[Material provided start]
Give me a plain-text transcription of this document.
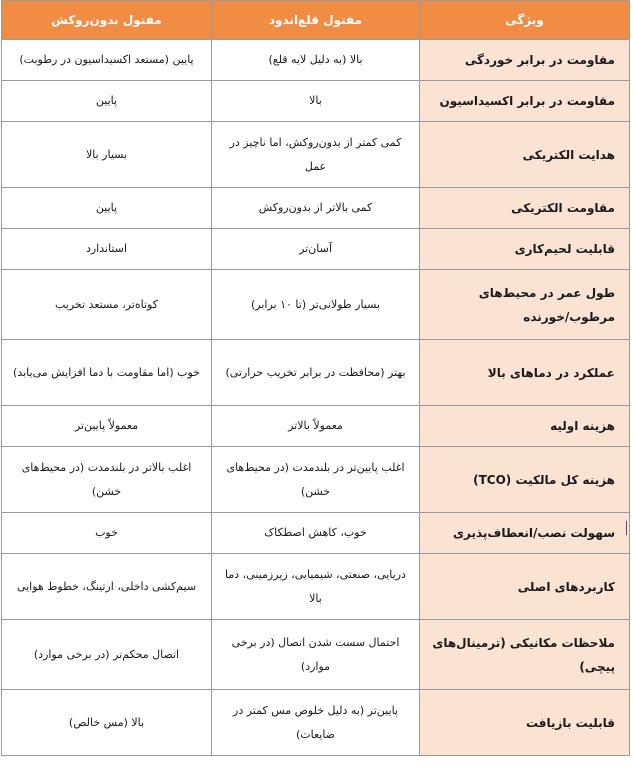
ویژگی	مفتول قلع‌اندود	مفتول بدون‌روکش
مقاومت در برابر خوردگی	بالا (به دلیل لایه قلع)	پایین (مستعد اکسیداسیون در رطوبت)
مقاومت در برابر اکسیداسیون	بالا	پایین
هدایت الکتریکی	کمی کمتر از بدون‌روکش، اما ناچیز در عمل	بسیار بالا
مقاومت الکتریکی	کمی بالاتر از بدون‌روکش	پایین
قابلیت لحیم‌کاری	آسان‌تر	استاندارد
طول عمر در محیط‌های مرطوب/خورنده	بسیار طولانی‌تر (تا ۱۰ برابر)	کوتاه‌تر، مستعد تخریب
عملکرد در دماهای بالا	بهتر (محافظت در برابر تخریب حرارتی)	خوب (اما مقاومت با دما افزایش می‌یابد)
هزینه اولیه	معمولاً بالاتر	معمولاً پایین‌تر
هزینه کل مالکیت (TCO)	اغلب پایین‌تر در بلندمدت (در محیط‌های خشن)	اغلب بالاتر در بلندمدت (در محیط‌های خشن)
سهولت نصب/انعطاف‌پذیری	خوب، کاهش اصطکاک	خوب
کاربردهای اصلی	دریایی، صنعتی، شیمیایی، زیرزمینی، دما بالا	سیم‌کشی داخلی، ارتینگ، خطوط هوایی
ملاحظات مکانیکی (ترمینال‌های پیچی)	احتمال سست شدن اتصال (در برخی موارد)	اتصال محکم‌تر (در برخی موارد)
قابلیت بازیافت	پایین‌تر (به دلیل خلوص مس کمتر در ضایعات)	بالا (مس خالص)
[Material provided end]
[Material provided start]
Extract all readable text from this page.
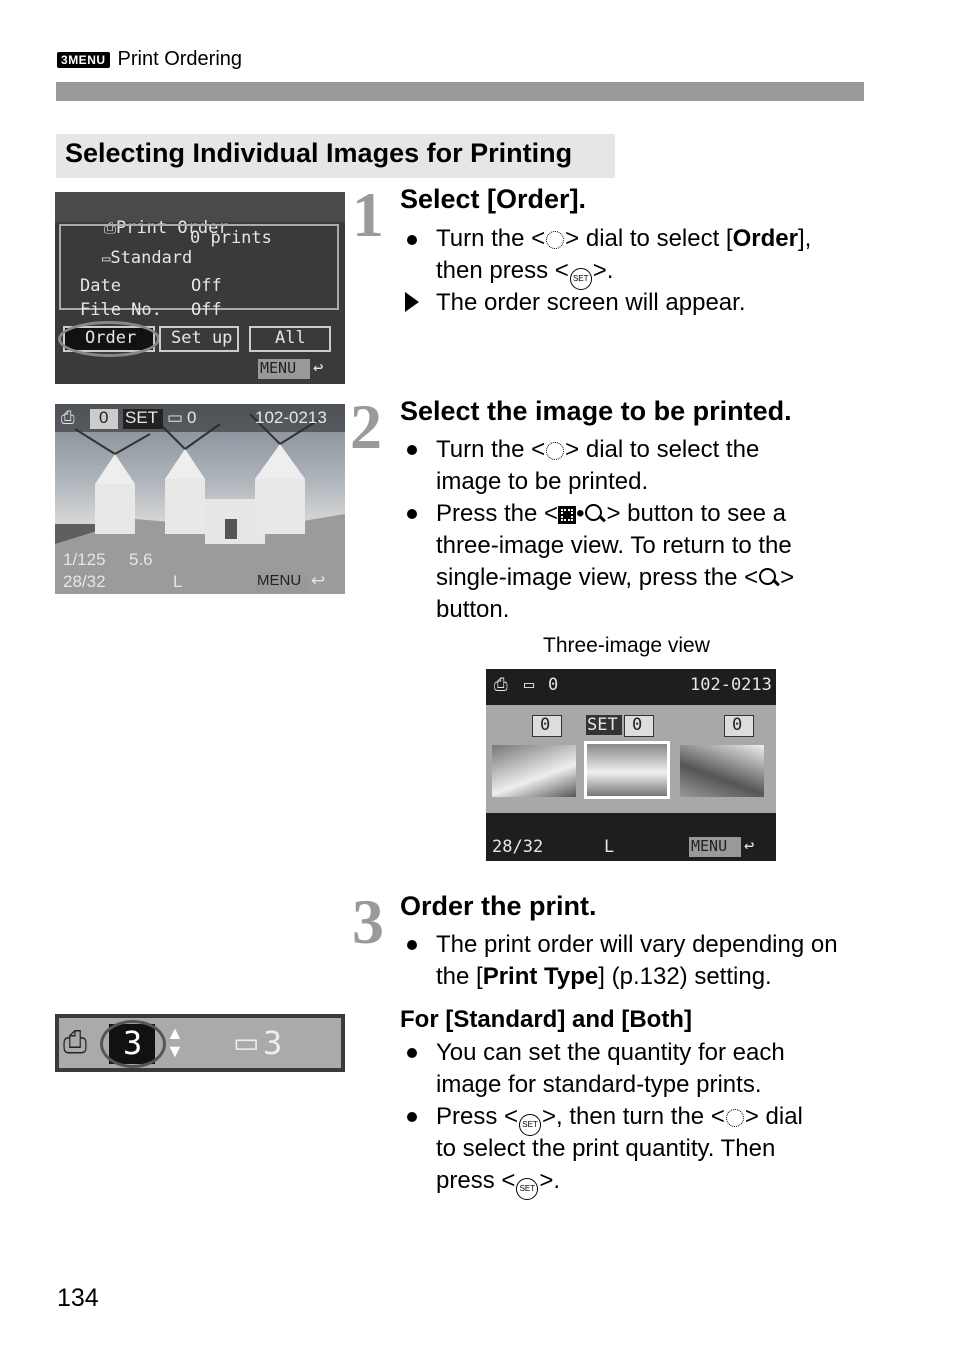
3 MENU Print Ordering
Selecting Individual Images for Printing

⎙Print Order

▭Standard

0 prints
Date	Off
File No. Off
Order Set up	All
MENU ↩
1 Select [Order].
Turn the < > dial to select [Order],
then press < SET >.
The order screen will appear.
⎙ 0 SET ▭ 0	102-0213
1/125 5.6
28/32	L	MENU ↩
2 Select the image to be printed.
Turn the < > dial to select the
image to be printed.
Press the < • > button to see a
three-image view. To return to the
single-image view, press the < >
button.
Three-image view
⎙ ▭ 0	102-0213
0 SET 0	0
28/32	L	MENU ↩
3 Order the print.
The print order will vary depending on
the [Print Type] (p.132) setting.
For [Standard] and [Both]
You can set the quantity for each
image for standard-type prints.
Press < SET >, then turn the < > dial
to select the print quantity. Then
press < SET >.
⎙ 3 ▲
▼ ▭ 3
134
[Material provided end]
[Material provided start]
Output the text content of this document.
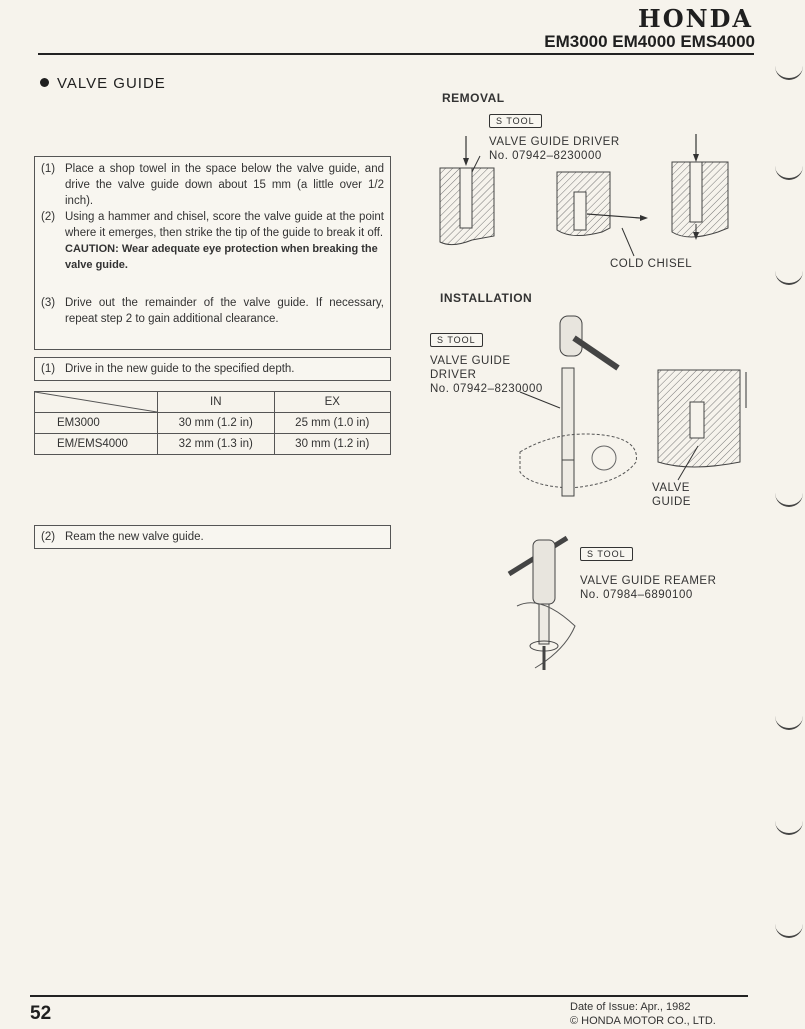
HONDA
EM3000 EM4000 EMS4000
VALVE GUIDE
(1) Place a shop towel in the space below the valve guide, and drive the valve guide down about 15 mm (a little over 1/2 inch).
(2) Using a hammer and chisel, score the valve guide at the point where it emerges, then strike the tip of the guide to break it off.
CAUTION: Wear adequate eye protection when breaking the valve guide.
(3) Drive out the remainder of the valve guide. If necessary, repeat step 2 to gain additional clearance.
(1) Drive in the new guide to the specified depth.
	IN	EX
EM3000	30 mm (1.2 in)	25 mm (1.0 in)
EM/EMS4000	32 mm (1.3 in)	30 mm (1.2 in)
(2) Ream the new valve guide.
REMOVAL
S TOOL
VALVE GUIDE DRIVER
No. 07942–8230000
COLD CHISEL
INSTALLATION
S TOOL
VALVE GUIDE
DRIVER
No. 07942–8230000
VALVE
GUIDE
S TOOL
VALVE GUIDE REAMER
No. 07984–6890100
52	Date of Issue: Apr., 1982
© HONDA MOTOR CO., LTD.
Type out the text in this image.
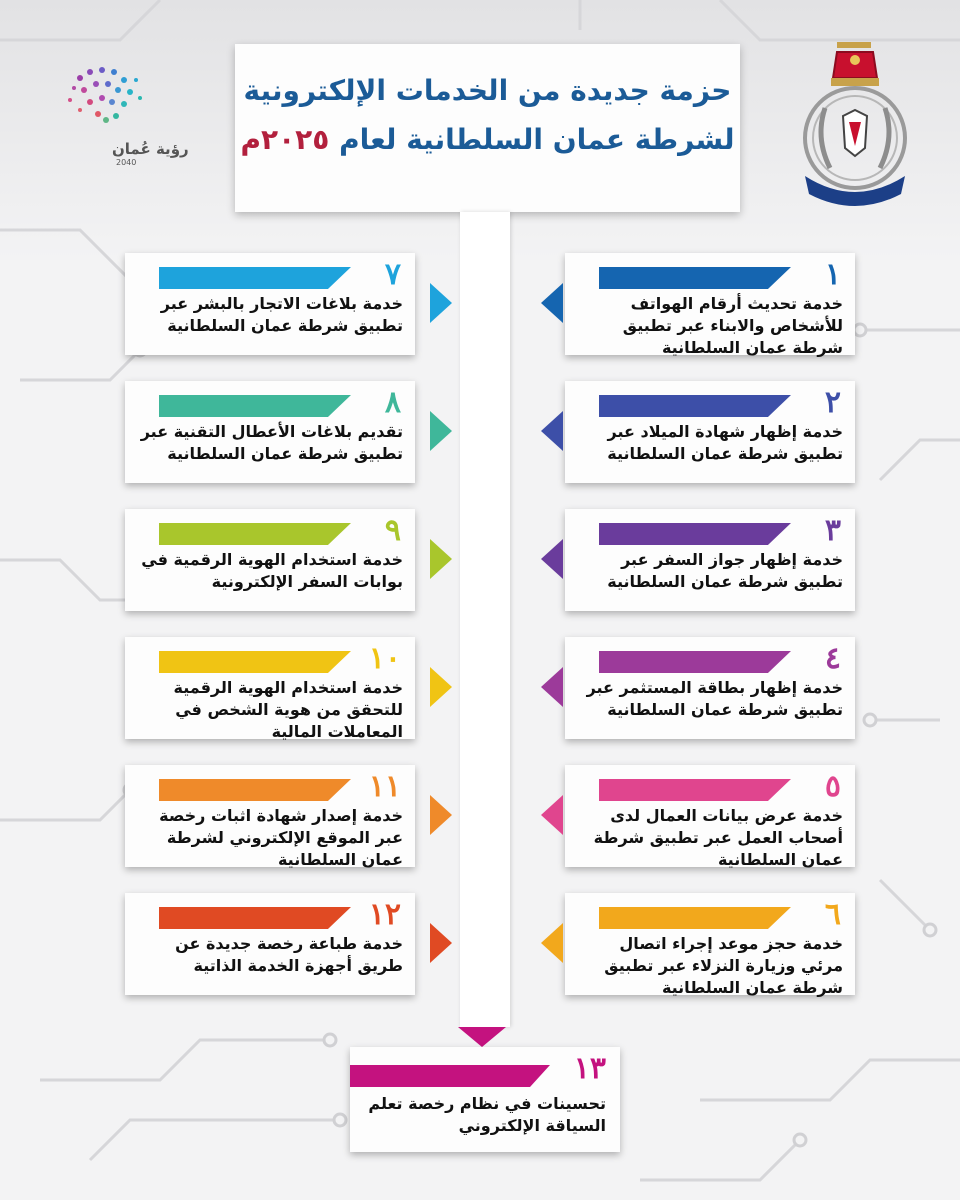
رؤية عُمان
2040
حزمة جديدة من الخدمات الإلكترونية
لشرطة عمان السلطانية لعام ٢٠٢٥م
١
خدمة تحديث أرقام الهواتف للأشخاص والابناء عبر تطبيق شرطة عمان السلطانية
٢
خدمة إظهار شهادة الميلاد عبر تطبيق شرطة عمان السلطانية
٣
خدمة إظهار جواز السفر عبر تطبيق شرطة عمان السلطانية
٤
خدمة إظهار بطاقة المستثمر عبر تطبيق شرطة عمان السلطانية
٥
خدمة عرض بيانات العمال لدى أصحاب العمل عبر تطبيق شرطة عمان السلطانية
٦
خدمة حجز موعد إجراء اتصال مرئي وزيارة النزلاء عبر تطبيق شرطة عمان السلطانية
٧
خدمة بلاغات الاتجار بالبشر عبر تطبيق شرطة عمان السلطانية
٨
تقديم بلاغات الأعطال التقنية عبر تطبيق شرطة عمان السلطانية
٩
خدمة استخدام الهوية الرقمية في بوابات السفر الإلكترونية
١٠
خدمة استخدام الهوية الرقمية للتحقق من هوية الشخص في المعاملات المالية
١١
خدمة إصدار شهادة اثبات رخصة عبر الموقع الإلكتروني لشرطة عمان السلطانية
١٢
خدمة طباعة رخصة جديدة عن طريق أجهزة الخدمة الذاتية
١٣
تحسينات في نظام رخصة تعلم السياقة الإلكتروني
[Material provided end]
> Exercise instructions
Scan the material above. Return every line containing the string "پایین".

> Correct output
مقاومت در برابر خوردگی	بالا (به دلیل لایه قلع)	پایین (مستعد اکسیداسیون در رطوبت)
مقاومت در برابر اکسیداسیون	بالا	پایین
مقاومت الکتریکی	کمی بالاتر از بدون‌روکش	پایین
هزینه اولیه	معمولاً بالاتر	معمولاً پایین‌تر
هزینه کل مالکیت (TCO)	اغلب پایین‌تر در بلندمدت (در محیط‌های خشن)	اغلب بالاتر در بلندمدت (در محیط‌های خشن)
قابلیت بازیافت	پایین‌تر (به دلیل خلوص مس کمتر در ضایعات)	بالا (مس خالص)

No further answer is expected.